- _REQUIRED TASKS_:
**A)** Answer these questions from the text on linear systems, below:
(i) In what order are the variables placed when the equations are aligned?
(ii) What equation results from dividing the first equation of Problem 5 by 2?
(iii) What value of $k$ gives the Problem 5 system infinitely many solutions?
**B)** Reproduce the part of the text on linear systems that opens with the words containing "Divide the first" and closes with "5$ (Already matches)". Copy it word for word.

Align the equations with variables in order $(x, y, z)$:

  • $1x + 1y + 1z = 6$
  • $1x + (-1)y + 1z = 2$
  • $2x + 0y + 1z = 8$

Coefficient matrix: $$A = \begin{pmatrix} 1 & 1 & 1 \ 1 & -1 & 1 \ 2 & 0 & 1 \end{pmatrix}$$

Constant vector: $$\vec{b} = \begin{pmatrix} 6 \ 2 \ 8 \end{pmatrix}$$

The matrix equation is $A\vec{x} = \vec{b}$ where $\vec{x} = \begin{pmatrix} x \ y \ z \end{pmatrix}$.

Problem 5: For what value(s) of $k$ does the system $2x + 4y = 10$ and $x + ky = 5$ have infinitely many solutions?

Show Answer

For infinitely many solutions, the second equation must be a scalar multiple of the first (or vice versa).

Divide the first equation by 2: $$x + 2y = 5$$

Compare with the second equation: $x + ky = 5$

For these to be the same equation:

  • Coefficients of $x$: $1 = 1$ (Already matches)
  • Coefficients of $y$: $k = 2$
  • Constants: $5 = 5$ (Already matches)

Answer: $k = 2$

Verification: With $k = 2$, both equations become $x + 2y = 5$, representing the same line.

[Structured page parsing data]
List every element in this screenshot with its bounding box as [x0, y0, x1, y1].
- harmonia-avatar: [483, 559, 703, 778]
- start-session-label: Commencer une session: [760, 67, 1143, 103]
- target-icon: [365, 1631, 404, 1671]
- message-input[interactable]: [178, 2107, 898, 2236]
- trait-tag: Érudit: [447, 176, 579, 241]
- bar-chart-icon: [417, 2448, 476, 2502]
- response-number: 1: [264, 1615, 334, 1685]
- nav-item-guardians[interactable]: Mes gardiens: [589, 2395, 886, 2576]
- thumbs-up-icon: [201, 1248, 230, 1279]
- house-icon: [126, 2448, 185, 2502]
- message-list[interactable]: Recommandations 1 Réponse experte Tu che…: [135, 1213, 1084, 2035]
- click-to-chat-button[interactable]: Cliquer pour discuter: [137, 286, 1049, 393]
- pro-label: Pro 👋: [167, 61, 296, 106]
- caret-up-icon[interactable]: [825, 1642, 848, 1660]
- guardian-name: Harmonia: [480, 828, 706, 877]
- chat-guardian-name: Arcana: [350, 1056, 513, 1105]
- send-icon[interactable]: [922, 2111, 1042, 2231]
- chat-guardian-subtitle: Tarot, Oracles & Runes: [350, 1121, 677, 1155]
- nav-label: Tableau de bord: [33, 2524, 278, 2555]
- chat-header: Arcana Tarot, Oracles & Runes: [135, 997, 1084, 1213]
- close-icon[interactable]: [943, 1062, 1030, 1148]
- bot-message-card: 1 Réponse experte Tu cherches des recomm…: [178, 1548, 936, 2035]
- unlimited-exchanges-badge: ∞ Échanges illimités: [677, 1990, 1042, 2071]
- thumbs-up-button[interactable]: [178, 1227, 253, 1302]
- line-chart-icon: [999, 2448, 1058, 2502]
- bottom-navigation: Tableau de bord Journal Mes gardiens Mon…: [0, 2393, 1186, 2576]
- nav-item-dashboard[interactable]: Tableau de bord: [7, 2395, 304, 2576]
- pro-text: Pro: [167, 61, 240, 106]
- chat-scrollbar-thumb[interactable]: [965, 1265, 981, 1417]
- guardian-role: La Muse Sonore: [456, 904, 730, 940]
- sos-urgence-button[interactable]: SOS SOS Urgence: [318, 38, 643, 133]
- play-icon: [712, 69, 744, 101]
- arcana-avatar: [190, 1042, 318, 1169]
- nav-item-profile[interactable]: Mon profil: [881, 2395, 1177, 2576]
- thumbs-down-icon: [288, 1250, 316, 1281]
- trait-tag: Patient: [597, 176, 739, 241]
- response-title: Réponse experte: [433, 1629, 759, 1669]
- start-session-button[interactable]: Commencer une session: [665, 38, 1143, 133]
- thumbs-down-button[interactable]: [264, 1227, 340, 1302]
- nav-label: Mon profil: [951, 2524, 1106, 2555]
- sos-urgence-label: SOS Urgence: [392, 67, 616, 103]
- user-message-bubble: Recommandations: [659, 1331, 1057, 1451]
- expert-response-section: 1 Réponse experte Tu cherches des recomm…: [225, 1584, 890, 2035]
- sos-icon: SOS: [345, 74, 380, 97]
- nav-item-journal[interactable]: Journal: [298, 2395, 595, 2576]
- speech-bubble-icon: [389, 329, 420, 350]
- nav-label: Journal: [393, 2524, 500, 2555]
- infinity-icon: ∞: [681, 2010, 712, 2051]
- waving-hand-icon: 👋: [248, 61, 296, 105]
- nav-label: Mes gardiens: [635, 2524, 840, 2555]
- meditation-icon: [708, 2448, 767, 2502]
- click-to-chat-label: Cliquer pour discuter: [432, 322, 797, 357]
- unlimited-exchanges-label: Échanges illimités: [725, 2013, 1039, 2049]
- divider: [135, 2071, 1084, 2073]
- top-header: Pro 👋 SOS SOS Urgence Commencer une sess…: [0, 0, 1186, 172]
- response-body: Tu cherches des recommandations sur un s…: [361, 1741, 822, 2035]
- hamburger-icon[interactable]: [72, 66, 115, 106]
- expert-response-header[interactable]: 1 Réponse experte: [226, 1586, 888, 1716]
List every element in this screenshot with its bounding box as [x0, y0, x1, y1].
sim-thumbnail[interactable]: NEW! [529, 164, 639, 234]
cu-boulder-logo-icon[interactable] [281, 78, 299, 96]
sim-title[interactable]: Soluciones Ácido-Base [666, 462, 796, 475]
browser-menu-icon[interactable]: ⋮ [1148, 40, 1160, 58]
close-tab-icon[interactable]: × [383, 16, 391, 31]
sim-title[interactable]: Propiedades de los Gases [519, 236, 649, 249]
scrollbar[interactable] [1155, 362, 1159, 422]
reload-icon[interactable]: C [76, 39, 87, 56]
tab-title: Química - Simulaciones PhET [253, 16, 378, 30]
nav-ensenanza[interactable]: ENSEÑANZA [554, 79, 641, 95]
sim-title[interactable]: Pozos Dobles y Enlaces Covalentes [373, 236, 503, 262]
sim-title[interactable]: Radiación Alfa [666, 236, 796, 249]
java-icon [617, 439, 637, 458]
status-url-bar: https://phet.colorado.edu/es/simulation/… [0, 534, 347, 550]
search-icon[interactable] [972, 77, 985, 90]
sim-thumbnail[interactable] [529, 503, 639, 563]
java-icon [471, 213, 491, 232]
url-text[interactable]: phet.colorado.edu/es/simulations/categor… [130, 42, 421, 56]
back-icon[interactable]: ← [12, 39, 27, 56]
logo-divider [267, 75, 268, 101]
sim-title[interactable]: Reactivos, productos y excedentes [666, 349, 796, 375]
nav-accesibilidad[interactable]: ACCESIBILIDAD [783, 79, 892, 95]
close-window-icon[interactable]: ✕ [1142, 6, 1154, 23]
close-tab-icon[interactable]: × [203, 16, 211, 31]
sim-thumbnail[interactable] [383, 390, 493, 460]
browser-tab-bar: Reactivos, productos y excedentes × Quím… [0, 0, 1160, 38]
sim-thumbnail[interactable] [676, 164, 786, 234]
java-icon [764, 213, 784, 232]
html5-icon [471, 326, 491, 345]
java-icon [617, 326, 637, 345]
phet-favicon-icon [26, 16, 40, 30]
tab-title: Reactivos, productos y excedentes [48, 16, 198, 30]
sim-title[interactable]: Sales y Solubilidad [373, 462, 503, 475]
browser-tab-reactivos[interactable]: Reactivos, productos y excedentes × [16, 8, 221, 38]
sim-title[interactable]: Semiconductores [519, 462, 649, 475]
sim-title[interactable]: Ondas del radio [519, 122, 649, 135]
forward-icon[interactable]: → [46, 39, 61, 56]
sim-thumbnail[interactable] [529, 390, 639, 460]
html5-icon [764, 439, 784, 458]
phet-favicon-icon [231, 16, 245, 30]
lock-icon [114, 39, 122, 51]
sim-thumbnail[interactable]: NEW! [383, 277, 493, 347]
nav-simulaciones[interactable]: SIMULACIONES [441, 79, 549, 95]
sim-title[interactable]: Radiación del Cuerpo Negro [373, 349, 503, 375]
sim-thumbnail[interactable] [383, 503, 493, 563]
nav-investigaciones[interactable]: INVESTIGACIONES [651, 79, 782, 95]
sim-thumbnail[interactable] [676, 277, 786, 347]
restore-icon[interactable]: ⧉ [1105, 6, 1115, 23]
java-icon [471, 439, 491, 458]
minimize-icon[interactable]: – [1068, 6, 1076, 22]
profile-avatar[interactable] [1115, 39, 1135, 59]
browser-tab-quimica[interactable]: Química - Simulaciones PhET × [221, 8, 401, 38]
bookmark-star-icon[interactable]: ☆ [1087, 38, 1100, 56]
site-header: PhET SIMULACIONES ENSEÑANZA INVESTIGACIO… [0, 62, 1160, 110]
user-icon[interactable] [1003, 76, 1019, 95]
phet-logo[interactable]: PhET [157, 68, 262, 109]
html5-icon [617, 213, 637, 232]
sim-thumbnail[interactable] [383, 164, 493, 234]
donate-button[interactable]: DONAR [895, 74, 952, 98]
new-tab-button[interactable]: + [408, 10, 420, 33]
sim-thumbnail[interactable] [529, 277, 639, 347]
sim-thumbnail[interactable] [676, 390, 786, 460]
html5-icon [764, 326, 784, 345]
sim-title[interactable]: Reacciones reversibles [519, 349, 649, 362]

- _SOLUTIONS BY TASK_:
**A)**
(i) $(x, y, z)$
(ii) $x + 2y = 5$
(iii) $k = 2$

**B)**
Divide the first equation by 2: $$x + 2y = 5$$

Compare with the second equation: $x + ky = 5$

For these to be the same equation:

  • Coefficients of $x$: $1 = 1$ (Already matches)
  • Coefficients of $y$: $k = 2$
  • Constants: $5 = 5$ (Already matches)